What is required: Exact repetition is required: output every record in full.

Materials provided:
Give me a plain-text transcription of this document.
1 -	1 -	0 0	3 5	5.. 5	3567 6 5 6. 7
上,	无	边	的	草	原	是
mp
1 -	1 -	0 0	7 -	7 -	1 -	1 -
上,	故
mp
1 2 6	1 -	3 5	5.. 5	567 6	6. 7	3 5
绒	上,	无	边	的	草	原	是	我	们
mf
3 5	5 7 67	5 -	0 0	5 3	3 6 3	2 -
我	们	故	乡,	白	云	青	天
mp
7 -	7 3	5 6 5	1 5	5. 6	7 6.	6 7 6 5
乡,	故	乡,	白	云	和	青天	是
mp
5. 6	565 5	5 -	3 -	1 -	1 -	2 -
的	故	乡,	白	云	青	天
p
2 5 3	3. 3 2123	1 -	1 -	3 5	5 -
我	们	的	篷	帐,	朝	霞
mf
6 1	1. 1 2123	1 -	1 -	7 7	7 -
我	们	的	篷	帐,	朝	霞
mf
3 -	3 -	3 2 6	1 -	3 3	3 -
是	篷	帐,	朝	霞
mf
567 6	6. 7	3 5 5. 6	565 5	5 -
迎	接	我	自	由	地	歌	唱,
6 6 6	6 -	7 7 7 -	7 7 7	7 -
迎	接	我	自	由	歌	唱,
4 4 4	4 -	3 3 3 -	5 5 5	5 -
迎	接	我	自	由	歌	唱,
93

Result for this exercise:
Give me a plain-text transcription of this document.
1 -	1 -	0 0	3 5	5.. 5	3567 6 5 6. 7
上,	无	边	的	草	原	是
mp
1 -	1 -	0 0	7 -	7 -	1 -	1 -
上,	故
mp
1 2 6	1 -	3 5	5.. 5	567 6	6. 7	3 5
绒	上,	无	边	的	草	原	是	我	们
mf
3 5	5 7 67	5 -	0 0	5 3	3 6 3	2 -
我	们	故	乡,	白	云	青	天
mp
7 -	7 3	5 6 5	1 5	5. 6	7 6.	6 7 6 5
乡,	故	乡,	白	云	和	青天	是
mp
5. 6	565 5	5 -	3 -	1 -	1 -	2 -
的	故	乡,	白	云	青	天
p
2 5 3	3. 3 2123	1 -	1 -	3 5	5 -
我	们	的	篷	帐,	朝	霞
mf
6 1	1. 1 2123	1 -	1 -	7 7	7 -
我	们	的	篷	帐,	朝	霞
mf
3 -	3 -	3 2 6	1 -	3 3	3 -
是	篷	帐,	朝	霞
mf
567 6	6. 7	3 5 5. 6	565 5	5 -
迎	接	我	自	由	地	歌	唱,
6 6 6	6 -	7 7 7 -	7 7 7	7 -
迎	接	我	自	由	歌	唱,
4 4 4	4 -	3 3 3 -	5 5 5	5 -
迎	接	我	自	由	歌	唱,
93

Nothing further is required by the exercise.